## [GIVEN DATA]
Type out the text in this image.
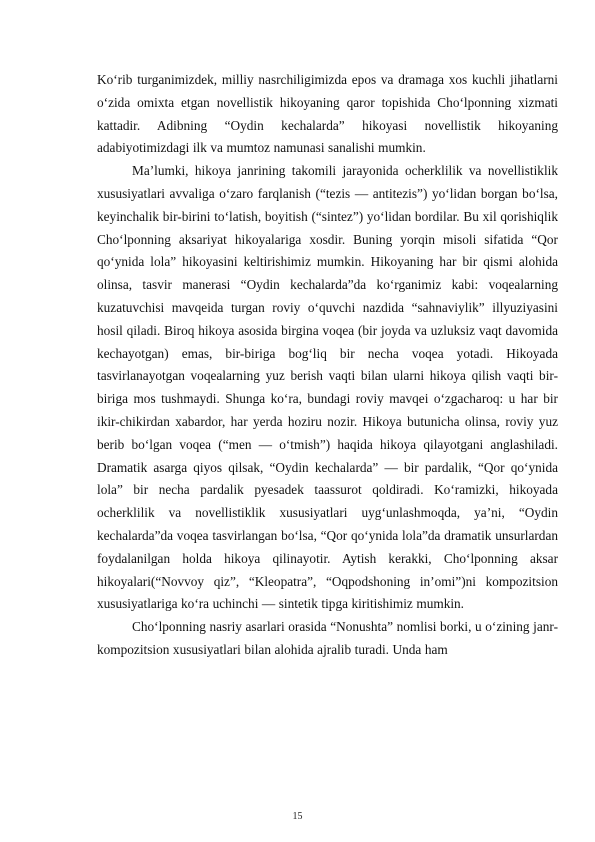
Ko‘rib turganimizdek, milliy nasrchiligimizda epos va dramaga xos kuchli jihatlarni o‘zida omixta etgan novellistik hikoyaning qaror topishida Cho‘lponning xizmati kattadir. Adibning “Oydin kechalarda” hikoyasi novellistik hikoyaning adabiyotimizdagi ilk va mumtoz namunasi sanalishi mumkin.

Ma’lumki, hikoya janrining takomili jarayonida ocherklilik va novellistiklik xususiyatlari avvaliga o‘zaro farqlanish (“tezis — antitezis”) yo‘lidan borgan bo‘lsa, keyinchalik bir-birini to‘latish, boyitish (“sintez”) yo‘lidan bordilar. Bu xil qorishiqlik Cho‘lponning aksariyat hikoyalariga xosdir. Buning yorqin misoli sifatida “Qor qo‘ynida lola” hikoyasini keltirishimiz mumkin. Hikoyaning har bir qismi alohida olinsa, tasvir manerasi “Oydin kechalarda”da ko‘rganimiz kabi: voqealarning kuzatuvchisi mavqeida turgan roviy o‘quvchi nazdida “sahnaviylik” illyuziyasini hosil qiladi. Biroq hikoya asosida birgina voqea (bir joyda va uzluksiz vaqt davomida kechayotgan) emas, bir-biriga bog‘liq bir necha voqea yotadi. Hikoyada tasvirlanayotgan voqealarning yuz berish vaqti bilan ularni hikoya qilish vaqti bir-biriga mos tushmaydi. Shunga ko‘ra, bundagi roviy mavqei o‘zgacharoq: u har bir ikir-chikirdan xabardor, har yerda hoziru nozir. Hikoya butunicha olinsa, roviy yuz berib bo‘lgan voqea (“men — o‘tmish”) haqida hikoya qilayotgani anglashiladi. Dramatik asarga qiyos qilsak, “Oydin kechalarda” — bir pardalik, “Qor qo‘ynida lola” bir necha pardalik pyesadek taassurot qoldiradi. Ko‘ramizki, hikoyada ocherklilik va novellistiklik xususiyatlari uyg‘unlashmoqda, ya’ni, “Oydin kechalarda”da voqea tasvirlangan bo‘lsa, “Qor qo‘ynida lola”da dramatik unsurlardan foydalanilgan holda hikoya qilinayotir. Aytish kerakki, Cho‘lponning aksar hikoyalari(“Novvoy qiz”, “Kleopatra”, “Oqpodshoning in’omi”)ni kompozitsion xususiyatlariga ko‘ra uchinchi — sintetik tipga kiritishimiz mumkin.

Cho‘lponning nasriy asarlari orasida “Nonushta” nomlisi borki, u o‘zining janr-kompozitsion xususiyatlari bilan alohida ajralib turadi. Unda ham

15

## [STATED TASK]
Write out every entry again word for word, without any of the pictures.

## [THE COMPLETED TASK]
Type out the text in this image.
Ko‘rib turganimizdek, milliy nasrchiligimizda epos va dramaga xos kuchli jihatlarni o‘zida omixta etgan novellistik hikoyaning qaror topishida Cho‘lponning xizmati kattadir. Adibning “Oydin kechalarda” hikoyasi novellistik hikoyaning adabiyotimizdagi ilk va mumtoz namunasi sanalishi mumkin.

Ma’lumki, hikoya janrining takomili jarayonida ocherklilik va novellistiklik xususiyatlari avvaliga o‘zaro farqlanish (“tezis — antitezis”) yo‘lidan borgan bo‘lsa, keyinchalik bir-birini to‘latish, boyitish (“sintez”) yo‘lidan bordilar. Bu xil qorishiqlik Cho‘lponning aksariyat hikoyalariga xosdir. Buning yorqin misoli sifatida “Qor qo‘ynida lola” hikoyasini keltirishimiz mumkin. Hikoyaning har bir qismi alohida olinsa, tasvir manerasi “Oydin kechalarda”da ko‘rganimiz kabi: voqealarning kuzatuvchisi mavqeida turgan roviy o‘quvchi nazdida “sahnaviylik” illyuziyasini hosil qiladi. Biroq hikoya asosida birgina voqea (bir joyda va uzluksiz vaqt davomida kechayotgan) emas, bir-biriga bog‘liq bir necha voqea yotadi. Hikoyada tasvirlanayotgan voqealarning yuz berish vaqti bilan ularni hikoya qilish vaqti bir-biriga mos tushmaydi. Shunga ko‘ra, bundagi roviy mavqei o‘zgacharoq: u har bir ikir-chikirdan xabardor, har yerda hoziru nozir. Hikoya butunicha olinsa, roviy yuz berib bo‘lgan voqea (“men — o‘tmish”) haqida hikoya qilayotgani anglashiladi. Dramatik asarga qiyos qilsak, “Oydin kechalarda” — bir pardalik, “Qor qo‘ynida lola” bir necha pardalik pyesadek taassurot qoldiradi. Ko‘ramizki, hikoyada ocherklilik va novellistiklik xususiyatlari uyg‘unlashmoqda, ya’ni, “Oydin kechalarda”da voqea tasvirlangan bo‘lsa, “Qor qo‘ynida lola”da dramatik unsurlardan foydalanilgan holda hikoya qilinayotir. Aytish kerakki, Cho‘lponning aksar hikoyalari(“Novvoy qiz”, “Kleopatra”, “Oqpodshoning in’omi”)ni kompozitsion xususiyatlariga ko‘ra uchinchi — sintetik tipga kiritishimiz mumkin.

Cho‘lponning nasriy asarlari orasida “Nonushta” nomlisi borki, u o‘zining janr-kompozitsion xususiyatlari bilan alohida ajralib turadi. Unda ham

15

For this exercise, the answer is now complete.